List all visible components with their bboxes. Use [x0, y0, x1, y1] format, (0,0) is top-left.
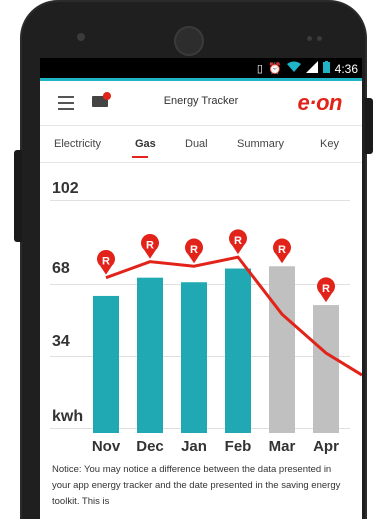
- speaker-grille: [174, 26, 204, 56]
- reading-marker-label: R: [190, 244, 198, 256]
- reading-marker-label: R: [278, 244, 286, 256]
- notice-text: Notice: You may notice a difference betw…: [52, 464, 341, 507]
- power-button: [365, 98, 373, 154]
- x-tick-label: Nov: [91, 438, 121, 455]
- bar-apr[interactable]: [313, 305, 339, 433]
- front-camera: [77, 33, 85, 41]
- x-tick-label: Feb: [224, 438, 252, 455]
- sensor: [307, 36, 312, 41]
- reading-marker-label: R: [322, 283, 330, 295]
- reading-marker-label: R: [146, 240, 154, 252]
- bar-feb[interactable]: [225, 268, 251, 433]
- bar-dec[interactable]: [137, 277, 163, 433]
- x-tick-label: Apr: [313, 438, 339, 455]
- reading-marker-mar[interactable]: R: [273, 238, 291, 264]
- sensor: [317, 36, 322, 41]
- x-tick-label: Jan: [181, 438, 207, 455]
- bar-nov[interactable]: [93, 295, 119, 433]
- volume-button: [14, 150, 22, 242]
- x-tick-label: Mar: [268, 438, 296, 455]
- bar-mar[interactable]: [269, 266, 295, 433]
- reading-marker-dec[interactable]: R: [141, 233, 159, 259]
- reading-marker-apr[interactable]: R: [317, 277, 335, 303]
- x-tick-label: Dec: [136, 438, 164, 455]
- reading-marker-nov[interactable]: R: [97, 249, 115, 275]
- reading-marker-label: R: [234, 235, 242, 247]
- app-screen: ▯ ⏰ 4:36 Energy Tracker e·on Electricity…: [40, 58, 362, 519]
- bar-jan[interactable]: [181, 282, 207, 433]
- reading-marker-label: R: [102, 256, 110, 268]
- reading-marker-jan[interactable]: R: [185, 238, 203, 264]
- reading-marker-feb[interactable]: R: [229, 229, 248, 255]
········
▸ **Exercise goal**
Count the lines of the records that contain the string "button" and give only the number.

▸ **Reply to the task**
2